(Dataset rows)

::::::

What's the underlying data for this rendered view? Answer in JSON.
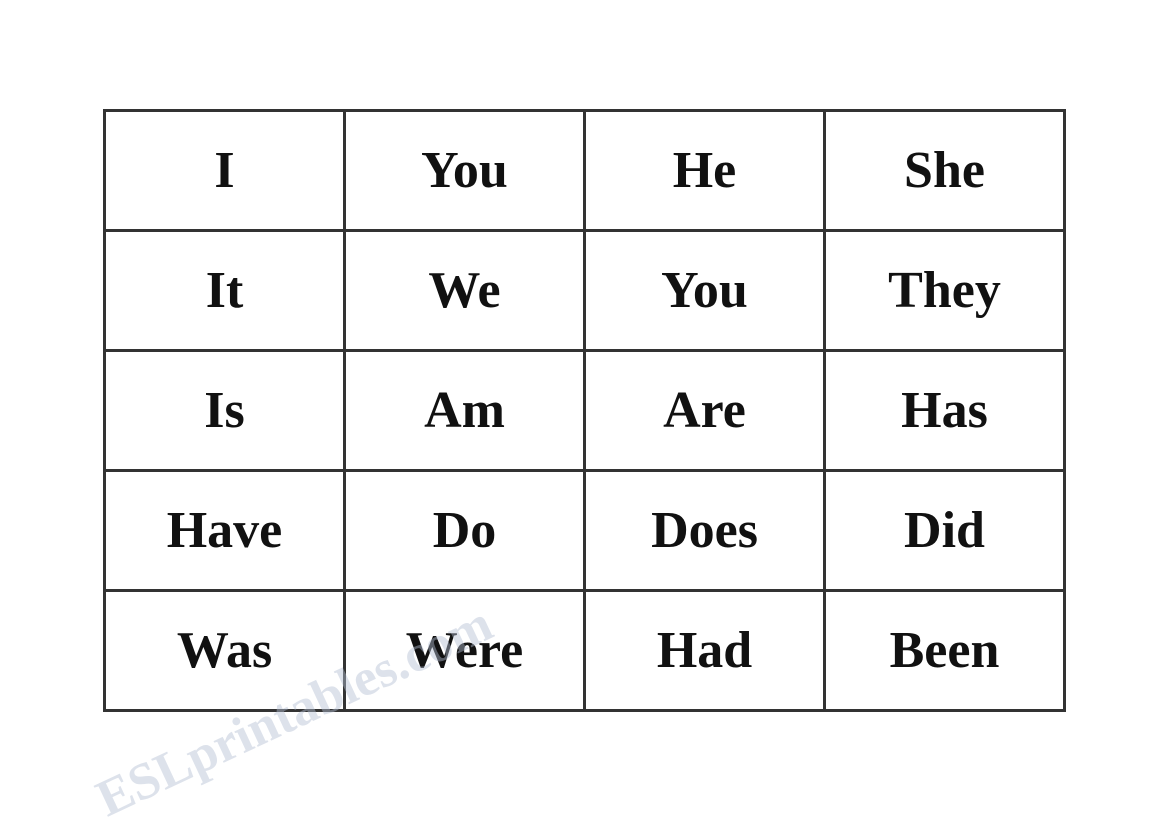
{
  "table": {
    "rows": [
      [
        "I",
        "You",
        "He",
        "She"
      ],
      [
        "It",
        "We",
        "You",
        "They"
      ],
      [
        "Is",
        "Am",
        "Are",
        "Has"
      ],
      [
        "Have",
        "Do",
        "Does",
        "Did"
      ],
      [
        "Was",
        "Were",
        "Had",
        "Been"
      ]
    ]
  },
  "watermark": {
    "text": "ESLprintables.com"
  }
}
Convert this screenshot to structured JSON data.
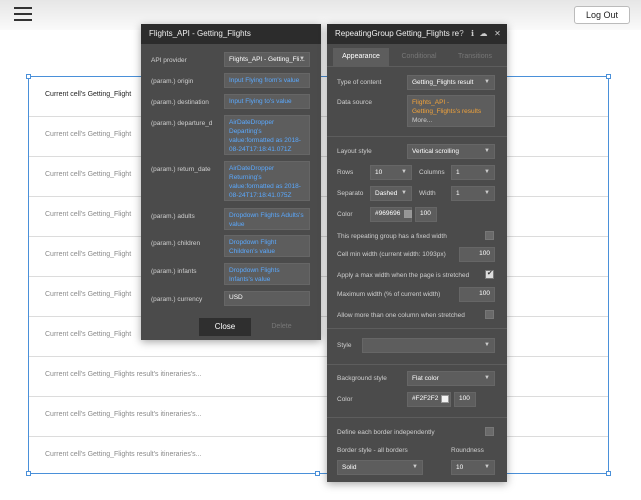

::::::

--- PROBLEM DESCRIPTION ---
The records shown above are to be repeated exactly, with the pictures left out.

--- SOLUTION FOR THIS TASK ---
What's the underlying data for this rendered view? Answer in JSON.
{
  "table": {
    "rows": [
      [
        "I",
        "You",
        "He",
        "She"
      ],
      [
        "It",
        "We",
        "You",
        "They"
      ],
      [
        "Is",
        "Am",
        "Are",
        "Has"
      ],
      [
        "Have",
        "Do",
        "Does",
        "Did"
      ],
      [
        "Was",
        "Were",
        "Had",
        "Been"
      ]
    ]
  },
  "watermark": {
    "text": "ESLprintables.com"
  }
}
Convert this screenshot to structured JSON data.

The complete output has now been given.